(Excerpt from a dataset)
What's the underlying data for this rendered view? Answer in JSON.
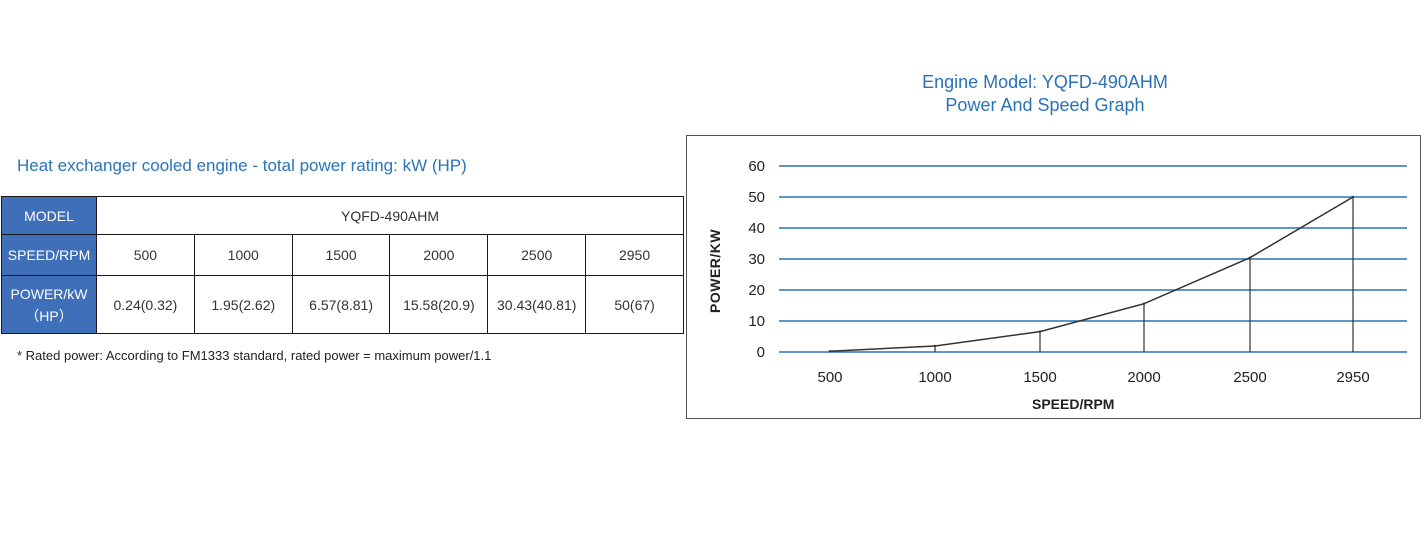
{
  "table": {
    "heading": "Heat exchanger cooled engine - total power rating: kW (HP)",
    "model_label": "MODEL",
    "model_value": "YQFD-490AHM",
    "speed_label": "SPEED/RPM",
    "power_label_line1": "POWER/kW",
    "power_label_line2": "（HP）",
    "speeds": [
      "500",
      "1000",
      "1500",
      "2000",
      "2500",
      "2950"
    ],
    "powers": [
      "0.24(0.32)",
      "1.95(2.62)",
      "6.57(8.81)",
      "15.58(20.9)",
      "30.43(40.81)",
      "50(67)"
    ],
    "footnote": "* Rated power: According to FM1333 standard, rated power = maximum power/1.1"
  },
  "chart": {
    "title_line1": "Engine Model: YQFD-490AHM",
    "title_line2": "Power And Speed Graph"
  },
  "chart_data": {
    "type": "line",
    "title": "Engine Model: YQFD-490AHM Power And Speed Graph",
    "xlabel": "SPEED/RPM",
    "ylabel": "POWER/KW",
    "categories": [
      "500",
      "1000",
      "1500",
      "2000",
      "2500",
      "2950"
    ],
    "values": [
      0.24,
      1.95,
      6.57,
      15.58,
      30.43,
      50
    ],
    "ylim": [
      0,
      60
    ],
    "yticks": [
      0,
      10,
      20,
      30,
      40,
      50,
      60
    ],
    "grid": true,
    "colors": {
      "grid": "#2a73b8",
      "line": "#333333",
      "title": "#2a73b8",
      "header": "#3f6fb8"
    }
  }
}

# [PROBLEM DETAILS]
Copy out all the entries exactly. Images stay out of the copy.

# [RESPONSE TO THE EXERCISE]
What's the underlying data for this rendered view? Answer in JSON.
{
  "table": {
    "heading": "Heat exchanger cooled engine - total power rating: kW (HP)",
    "model_label": "MODEL",
    "model_value": "YQFD-490AHM",
    "speed_label": "SPEED/RPM",
    "power_label_line1": "POWER/kW",
    "power_label_line2": "（HP）",
    "speeds": [
      "500",
      "1000",
      "1500",
      "2000",
      "2500",
      "2950"
    ],
    "powers": [
      "0.24(0.32)",
      "1.95(2.62)",
      "6.57(8.81)",
      "15.58(20.9)",
      "30.43(40.81)",
      "50(67)"
    ],
    "footnote": "* Rated power: According to FM1333 standard, rated power = maximum power/1.1"
  },
  "chart": {
    "title_line1": "Engine Model: YQFD-490AHM",
    "title_line2": "Power And Speed Graph"
  },
  "chart_data": {
    "type": "line",
    "title": "Engine Model: YQFD-490AHM Power And Speed Graph",
    "xlabel": "SPEED/RPM",
    "ylabel": "POWER/KW",
    "categories": [
      "500",
      "1000",
      "1500",
      "2000",
      "2500",
      "2950"
    ],
    "values": [
      0.24,
      1.95,
      6.57,
      15.58,
      30.43,
      50
    ],
    "ylim": [
      0,
      60
    ],
    "yticks": [
      0,
      10,
      20,
      30,
      40,
      50,
      60
    ],
    "grid": true,
    "colors": {
      "grid": "#2a73b8",
      "line": "#333333",
      "title": "#2a73b8",
      "header": "#3f6fb8"
    }
  }
}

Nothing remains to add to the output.